Problem to solve:
Print each line exactly as it is given.

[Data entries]
▬▬▬▬▬▬▬▬▬▬

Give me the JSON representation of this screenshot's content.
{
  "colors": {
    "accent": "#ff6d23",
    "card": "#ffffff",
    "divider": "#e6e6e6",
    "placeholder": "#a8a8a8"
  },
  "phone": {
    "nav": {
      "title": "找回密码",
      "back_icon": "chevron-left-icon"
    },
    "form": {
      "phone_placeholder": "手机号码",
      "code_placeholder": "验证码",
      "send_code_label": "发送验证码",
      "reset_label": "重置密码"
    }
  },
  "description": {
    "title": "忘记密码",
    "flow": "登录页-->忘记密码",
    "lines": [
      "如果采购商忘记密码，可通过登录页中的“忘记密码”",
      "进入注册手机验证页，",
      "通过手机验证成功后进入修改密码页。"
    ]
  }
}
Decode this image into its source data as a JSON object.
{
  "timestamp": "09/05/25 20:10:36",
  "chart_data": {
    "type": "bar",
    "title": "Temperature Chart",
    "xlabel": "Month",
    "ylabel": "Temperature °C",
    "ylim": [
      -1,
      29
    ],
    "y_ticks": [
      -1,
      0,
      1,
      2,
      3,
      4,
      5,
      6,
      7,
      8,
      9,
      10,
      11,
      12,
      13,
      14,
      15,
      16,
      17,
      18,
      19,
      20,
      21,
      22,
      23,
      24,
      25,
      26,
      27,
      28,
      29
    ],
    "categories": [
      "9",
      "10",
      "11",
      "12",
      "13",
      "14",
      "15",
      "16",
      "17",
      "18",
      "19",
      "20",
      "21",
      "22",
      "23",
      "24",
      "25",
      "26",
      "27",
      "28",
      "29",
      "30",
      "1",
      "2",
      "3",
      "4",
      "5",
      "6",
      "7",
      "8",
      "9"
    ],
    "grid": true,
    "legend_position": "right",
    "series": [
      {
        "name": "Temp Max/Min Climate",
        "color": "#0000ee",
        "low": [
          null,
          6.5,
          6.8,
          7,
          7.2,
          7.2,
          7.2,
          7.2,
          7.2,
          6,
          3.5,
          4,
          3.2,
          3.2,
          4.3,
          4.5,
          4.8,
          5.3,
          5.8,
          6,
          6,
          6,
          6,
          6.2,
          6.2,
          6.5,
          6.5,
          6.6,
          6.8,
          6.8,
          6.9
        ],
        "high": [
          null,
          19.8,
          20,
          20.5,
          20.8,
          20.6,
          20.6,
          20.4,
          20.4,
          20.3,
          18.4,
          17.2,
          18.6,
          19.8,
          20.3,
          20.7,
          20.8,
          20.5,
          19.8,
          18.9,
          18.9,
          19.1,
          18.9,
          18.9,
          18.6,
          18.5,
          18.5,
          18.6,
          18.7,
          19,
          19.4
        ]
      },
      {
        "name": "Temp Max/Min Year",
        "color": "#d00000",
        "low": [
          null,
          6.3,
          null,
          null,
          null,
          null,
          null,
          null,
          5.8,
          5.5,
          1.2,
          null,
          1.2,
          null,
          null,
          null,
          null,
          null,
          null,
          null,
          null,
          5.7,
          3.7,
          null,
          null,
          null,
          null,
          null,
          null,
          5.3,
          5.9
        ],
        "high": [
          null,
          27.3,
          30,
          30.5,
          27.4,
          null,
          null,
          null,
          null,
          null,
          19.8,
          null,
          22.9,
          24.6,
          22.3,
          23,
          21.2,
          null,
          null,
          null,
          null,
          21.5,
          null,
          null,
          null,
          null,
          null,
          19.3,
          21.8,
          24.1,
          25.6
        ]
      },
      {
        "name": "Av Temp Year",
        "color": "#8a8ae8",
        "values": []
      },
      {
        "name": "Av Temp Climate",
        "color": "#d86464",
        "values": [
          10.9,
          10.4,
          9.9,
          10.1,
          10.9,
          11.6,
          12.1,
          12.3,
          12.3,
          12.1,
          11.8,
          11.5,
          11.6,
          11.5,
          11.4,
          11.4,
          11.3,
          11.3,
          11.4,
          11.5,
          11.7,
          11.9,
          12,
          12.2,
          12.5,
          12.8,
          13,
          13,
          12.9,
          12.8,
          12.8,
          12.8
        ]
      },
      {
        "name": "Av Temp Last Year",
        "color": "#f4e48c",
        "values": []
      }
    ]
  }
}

▬▬▬▬▬▬▬▬▬▬

Solution for this task:
Give me the JSON representation of this screenshot's content.
{
  "colors": {
    "accent": "#ff6d23",
    "card": "#ffffff",
    "divider": "#e6e6e6",
    "placeholder": "#a8a8a8"
  },
  "phone": {
    "nav": {
      "title": "找回密码",
      "back_icon": "chevron-left-icon"
    },
    "form": {
      "phone_placeholder": "手机号码",
      "code_placeholder": "验证码",
      "send_code_label": "发送验证码",
      "reset_label": "重置密码"
    }
  },
  "description": {
    "title": "忘记密码",
    "flow": "登录页-->忘记密码",
    "lines": [
      "如果采购商忘记密码，可通过登录页中的“忘记密码”",
      "进入注册手机验证页，",
      "通过手机验证成功后进入修改密码页。"
    ]
  }
}
Decode this image into its source data as a JSON object.
{
  "timestamp": "09/05/25 20:10:36",
  "chart_data": {
    "type": "bar",
    "title": "Temperature Chart",
    "xlabel": "Month",
    "ylabel": "Temperature °C",
    "ylim": [
      -1,
      29
    ],
    "y_ticks": [
      -1,
      0,
      1,
      2,
      3,
      4,
      5,
      6,
      7,
      8,
      9,
      10,
      11,
      12,
      13,
      14,
      15,
      16,
      17,
      18,
      19,
      20,
      21,
      22,
      23,
      24,
      25,
      26,
      27,
      28,
      29
    ],
    "categories": [
      "9",
      "10",
      "11",
      "12",
      "13",
      "14",
      "15",
      "16",
      "17",
      "18",
      "19",
      "20",
      "21",
      "22",
      "23",
      "24",
      "25",
      "26",
      "27",
      "28",
      "29",
      "30",
      "1",
      "2",
      "3",
      "4",
      "5",
      "6",
      "7",
      "8",
      "9"
    ],
    "grid": true,
    "legend_position": "right",
    "series": [
      {
        "name": "Temp Max/Min Climate",
        "color": "#0000ee",
        "low": [
          null,
          6.5,
          6.8,
          7,
          7.2,
          7.2,
          7.2,
          7.2,
          7.2,
          6,
          3.5,
          4,
          3.2,
          3.2,
          4.3,
          4.5,
          4.8,
          5.3,
          5.8,
          6,
          6,
          6,
          6,
          6.2,
          6.2,
          6.5,
          6.5,
          6.6,
          6.8,
          6.8,
          6.9
        ],
        "high": [
          null,
          19.8,
          20,
          20.5,
          20.8,
          20.6,
          20.6,
          20.4,
          20.4,
          20.3,
          18.4,
          17.2,
          18.6,
          19.8,
          20.3,
          20.7,
          20.8,
          20.5,
          19.8,
          18.9,
          18.9,
          19.1,
          18.9,
          18.9,
          18.6,
          18.5,
          18.5,
          18.6,
          18.7,
          19,
          19.4
        ]
      },
      {
        "name": "Temp Max/Min Year",
        "color": "#d00000",
        "low": [
          null,
          6.3,
          null,
          null,
          null,
          null,
          null,
          null,
          5.8,
          5.5,
          1.2,
          null,
          1.2,
          null,
          null,
          null,
          null,
          null,
          null,
          null,
          null,
          5.7,
          3.7,
          null,
          null,
          null,
          null,
          null,
          null,
          5.3,
          5.9
        ],
        "high": [
          null,
          27.3,
          30,
          30.5,
          27.4,
          null,
          null,
          null,
          null,
          null,
          19.8,
          null,
          22.9,
          24.6,
          22.3,
          23,
          21.2,
          null,
          null,
          null,
          null,
          21.5,
          null,
          null,
          null,
          null,
          null,
          19.3,
          21.8,
          24.1,
          25.6
        ]
      },
      {
        "name": "Av Temp Year",
        "color": "#8a8ae8",
        "values": []
      },
      {
        "name": "Av Temp Climate",
        "color": "#d86464",
        "values": [
          10.9,
          10.4,
          9.9,
          10.1,
          10.9,
          11.6,
          12.1,
          12.3,
          12.3,
          12.1,
          11.8,
          11.5,
          11.6,
          11.5,
          11.4,
          11.4,
          11.3,
          11.3,
          11.4,
          11.5,
          11.7,
          11.9,
          12,
          12.2,
          12.5,
          12.8,
          13,
          13,
          12.9,
          12.8,
          12.8,
          12.8
        ]
      },
      {
        "name": "Av Temp Last Year",
        "color": "#f4e48c",
        "values": []
      }
    ]
  }
}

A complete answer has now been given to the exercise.